#### [DATA ROWS]

★ ★ ★ ★ ★

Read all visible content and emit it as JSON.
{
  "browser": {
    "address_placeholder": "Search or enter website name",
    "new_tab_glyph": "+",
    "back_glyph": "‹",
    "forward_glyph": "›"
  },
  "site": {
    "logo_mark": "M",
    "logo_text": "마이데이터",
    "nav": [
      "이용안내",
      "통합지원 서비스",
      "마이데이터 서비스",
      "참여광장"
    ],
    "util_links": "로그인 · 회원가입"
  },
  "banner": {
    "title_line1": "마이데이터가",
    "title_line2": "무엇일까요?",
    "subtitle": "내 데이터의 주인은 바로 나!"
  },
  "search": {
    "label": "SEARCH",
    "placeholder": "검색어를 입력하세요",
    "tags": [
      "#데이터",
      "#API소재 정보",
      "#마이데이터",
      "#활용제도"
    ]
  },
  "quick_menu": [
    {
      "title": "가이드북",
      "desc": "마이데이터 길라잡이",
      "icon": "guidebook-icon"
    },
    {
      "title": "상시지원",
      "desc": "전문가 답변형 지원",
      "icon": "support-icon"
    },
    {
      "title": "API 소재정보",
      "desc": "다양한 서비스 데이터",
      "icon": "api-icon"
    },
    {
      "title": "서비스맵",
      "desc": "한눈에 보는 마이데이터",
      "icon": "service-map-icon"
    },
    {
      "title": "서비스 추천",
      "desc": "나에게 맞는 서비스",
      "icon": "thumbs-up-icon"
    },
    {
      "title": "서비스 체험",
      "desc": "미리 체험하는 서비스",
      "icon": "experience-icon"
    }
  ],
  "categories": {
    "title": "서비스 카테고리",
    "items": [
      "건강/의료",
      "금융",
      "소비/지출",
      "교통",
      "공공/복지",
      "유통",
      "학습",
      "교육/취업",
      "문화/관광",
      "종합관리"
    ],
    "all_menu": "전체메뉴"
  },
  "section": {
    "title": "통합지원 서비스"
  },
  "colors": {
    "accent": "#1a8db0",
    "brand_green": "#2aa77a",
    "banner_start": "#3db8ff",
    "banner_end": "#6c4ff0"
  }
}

★ ★ ★ ★ ★

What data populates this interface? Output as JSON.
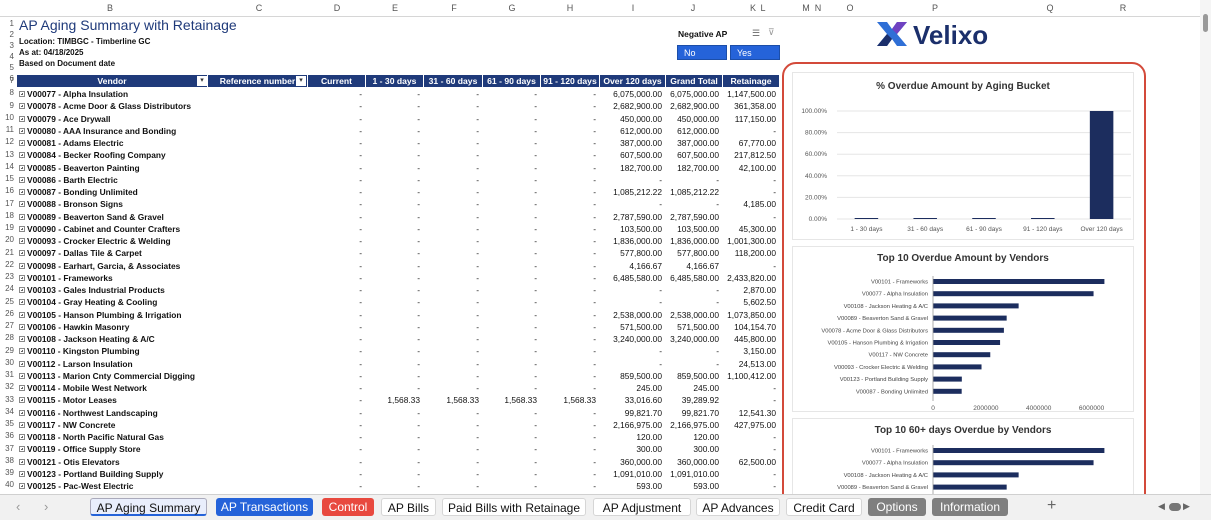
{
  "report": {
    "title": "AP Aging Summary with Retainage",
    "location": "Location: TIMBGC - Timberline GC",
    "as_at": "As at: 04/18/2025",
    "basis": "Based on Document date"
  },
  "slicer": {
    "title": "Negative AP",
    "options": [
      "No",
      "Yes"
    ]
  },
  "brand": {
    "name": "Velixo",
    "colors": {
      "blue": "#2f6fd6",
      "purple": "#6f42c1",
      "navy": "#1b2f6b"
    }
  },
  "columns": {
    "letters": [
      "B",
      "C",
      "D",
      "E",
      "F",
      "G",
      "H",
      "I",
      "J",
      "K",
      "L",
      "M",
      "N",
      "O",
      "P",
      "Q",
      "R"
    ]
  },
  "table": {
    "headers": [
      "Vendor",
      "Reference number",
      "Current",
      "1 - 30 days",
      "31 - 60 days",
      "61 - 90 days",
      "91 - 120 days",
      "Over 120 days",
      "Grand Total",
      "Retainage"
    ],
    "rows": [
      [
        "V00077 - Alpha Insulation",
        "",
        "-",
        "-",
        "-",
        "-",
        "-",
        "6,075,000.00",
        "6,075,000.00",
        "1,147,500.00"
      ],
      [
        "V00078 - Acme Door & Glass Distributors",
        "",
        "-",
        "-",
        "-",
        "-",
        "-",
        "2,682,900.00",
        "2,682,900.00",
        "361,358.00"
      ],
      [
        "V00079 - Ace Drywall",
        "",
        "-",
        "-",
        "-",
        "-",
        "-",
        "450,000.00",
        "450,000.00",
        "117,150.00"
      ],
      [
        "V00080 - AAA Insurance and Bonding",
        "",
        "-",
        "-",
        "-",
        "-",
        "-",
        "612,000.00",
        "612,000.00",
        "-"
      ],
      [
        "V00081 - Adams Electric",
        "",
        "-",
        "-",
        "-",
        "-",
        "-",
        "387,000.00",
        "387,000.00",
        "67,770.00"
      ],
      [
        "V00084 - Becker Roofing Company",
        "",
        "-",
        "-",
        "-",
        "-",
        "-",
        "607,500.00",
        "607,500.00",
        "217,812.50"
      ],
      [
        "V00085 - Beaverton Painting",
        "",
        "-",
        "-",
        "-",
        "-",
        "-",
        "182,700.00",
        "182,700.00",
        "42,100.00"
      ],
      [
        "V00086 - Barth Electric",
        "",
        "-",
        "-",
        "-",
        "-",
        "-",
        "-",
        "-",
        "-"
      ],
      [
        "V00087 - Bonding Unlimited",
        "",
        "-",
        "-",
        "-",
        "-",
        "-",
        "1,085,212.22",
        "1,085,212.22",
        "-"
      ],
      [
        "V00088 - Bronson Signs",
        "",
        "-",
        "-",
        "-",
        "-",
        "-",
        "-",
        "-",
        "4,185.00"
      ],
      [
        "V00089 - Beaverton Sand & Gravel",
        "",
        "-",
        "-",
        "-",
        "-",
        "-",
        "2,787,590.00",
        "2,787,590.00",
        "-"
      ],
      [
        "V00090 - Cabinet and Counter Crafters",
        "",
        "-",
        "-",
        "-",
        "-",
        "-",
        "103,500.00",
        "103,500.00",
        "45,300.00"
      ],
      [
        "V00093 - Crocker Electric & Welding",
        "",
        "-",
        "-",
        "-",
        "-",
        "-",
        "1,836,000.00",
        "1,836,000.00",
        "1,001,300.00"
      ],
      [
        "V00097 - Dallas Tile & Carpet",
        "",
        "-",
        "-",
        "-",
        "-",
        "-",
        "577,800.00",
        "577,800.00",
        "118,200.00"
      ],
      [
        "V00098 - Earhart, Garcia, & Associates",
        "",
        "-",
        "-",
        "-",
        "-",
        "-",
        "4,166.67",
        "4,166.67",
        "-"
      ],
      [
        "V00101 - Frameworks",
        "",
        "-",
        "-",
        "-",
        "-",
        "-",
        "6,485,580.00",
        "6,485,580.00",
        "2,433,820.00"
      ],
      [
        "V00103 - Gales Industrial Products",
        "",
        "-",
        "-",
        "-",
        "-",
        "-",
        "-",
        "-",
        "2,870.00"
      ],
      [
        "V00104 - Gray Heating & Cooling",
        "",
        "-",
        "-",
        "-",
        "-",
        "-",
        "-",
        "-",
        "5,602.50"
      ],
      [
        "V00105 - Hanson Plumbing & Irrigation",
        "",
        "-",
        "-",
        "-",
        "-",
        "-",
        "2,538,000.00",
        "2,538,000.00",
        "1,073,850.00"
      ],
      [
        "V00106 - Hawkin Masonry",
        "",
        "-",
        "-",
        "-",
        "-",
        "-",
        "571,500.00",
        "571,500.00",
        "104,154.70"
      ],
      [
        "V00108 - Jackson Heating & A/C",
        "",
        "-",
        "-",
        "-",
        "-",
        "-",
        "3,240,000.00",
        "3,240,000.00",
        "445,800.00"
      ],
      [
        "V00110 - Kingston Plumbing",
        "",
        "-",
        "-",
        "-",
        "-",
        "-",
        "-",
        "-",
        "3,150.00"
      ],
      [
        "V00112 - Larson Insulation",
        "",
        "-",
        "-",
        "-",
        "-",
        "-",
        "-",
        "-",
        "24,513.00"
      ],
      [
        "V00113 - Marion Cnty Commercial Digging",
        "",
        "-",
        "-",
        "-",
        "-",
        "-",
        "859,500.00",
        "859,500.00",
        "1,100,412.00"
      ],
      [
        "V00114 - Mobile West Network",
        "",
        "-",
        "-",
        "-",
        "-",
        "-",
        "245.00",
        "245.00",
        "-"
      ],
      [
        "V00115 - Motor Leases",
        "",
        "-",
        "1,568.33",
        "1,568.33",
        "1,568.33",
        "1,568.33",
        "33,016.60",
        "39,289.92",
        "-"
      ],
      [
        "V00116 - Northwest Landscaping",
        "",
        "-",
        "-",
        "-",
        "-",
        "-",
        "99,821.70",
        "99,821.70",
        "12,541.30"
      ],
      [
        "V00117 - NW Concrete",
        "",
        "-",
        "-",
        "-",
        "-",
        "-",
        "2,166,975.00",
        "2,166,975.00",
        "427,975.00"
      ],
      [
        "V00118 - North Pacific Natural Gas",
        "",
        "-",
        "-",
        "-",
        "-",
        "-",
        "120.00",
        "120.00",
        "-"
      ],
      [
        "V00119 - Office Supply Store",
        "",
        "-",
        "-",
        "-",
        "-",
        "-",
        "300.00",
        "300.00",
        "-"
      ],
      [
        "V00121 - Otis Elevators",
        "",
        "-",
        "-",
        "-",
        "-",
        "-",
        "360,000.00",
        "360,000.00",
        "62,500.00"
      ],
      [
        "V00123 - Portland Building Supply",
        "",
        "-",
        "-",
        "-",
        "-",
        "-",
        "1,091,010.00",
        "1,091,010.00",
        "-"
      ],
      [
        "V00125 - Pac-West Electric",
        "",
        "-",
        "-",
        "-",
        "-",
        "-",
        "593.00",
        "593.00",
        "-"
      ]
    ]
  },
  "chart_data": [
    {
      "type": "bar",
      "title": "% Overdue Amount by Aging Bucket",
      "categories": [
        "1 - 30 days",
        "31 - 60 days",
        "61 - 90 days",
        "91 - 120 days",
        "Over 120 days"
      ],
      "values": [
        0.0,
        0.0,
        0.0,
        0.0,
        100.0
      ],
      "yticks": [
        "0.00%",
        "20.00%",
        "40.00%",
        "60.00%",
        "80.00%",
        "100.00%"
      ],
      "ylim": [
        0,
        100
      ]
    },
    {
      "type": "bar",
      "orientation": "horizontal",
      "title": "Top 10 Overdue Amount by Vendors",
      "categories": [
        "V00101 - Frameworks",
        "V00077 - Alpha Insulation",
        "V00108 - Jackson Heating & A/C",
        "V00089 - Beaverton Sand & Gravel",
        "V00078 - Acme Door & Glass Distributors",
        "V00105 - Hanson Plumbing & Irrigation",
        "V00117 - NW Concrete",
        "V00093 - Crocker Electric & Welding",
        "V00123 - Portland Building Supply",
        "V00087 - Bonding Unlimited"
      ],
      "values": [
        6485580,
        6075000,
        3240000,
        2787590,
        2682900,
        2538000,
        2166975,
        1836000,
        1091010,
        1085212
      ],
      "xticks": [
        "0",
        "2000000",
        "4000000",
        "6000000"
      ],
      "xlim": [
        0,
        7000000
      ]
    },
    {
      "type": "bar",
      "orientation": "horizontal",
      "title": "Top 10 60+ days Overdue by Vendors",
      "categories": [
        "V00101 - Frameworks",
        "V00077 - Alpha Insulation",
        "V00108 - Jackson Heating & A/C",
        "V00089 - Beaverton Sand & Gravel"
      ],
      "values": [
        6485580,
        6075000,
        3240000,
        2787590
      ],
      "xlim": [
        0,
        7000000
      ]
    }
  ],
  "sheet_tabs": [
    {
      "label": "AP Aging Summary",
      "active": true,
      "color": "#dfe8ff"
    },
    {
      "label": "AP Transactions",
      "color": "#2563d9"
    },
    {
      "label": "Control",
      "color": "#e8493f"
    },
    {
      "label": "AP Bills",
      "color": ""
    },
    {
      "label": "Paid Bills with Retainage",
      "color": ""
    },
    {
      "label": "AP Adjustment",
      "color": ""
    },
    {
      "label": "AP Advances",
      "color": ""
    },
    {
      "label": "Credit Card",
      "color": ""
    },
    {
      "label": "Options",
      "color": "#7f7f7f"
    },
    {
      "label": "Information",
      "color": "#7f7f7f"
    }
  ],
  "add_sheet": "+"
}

★ ★ ★ ★ ★

#### [WHAT IS EXPECTED]
Check every line of the data, and copy the ones that contain "with".

#### [EXERCISE SOLUTION]
    "title": "AP Aging Summary with Retainage",
      "label": "Paid Bills with Retainage",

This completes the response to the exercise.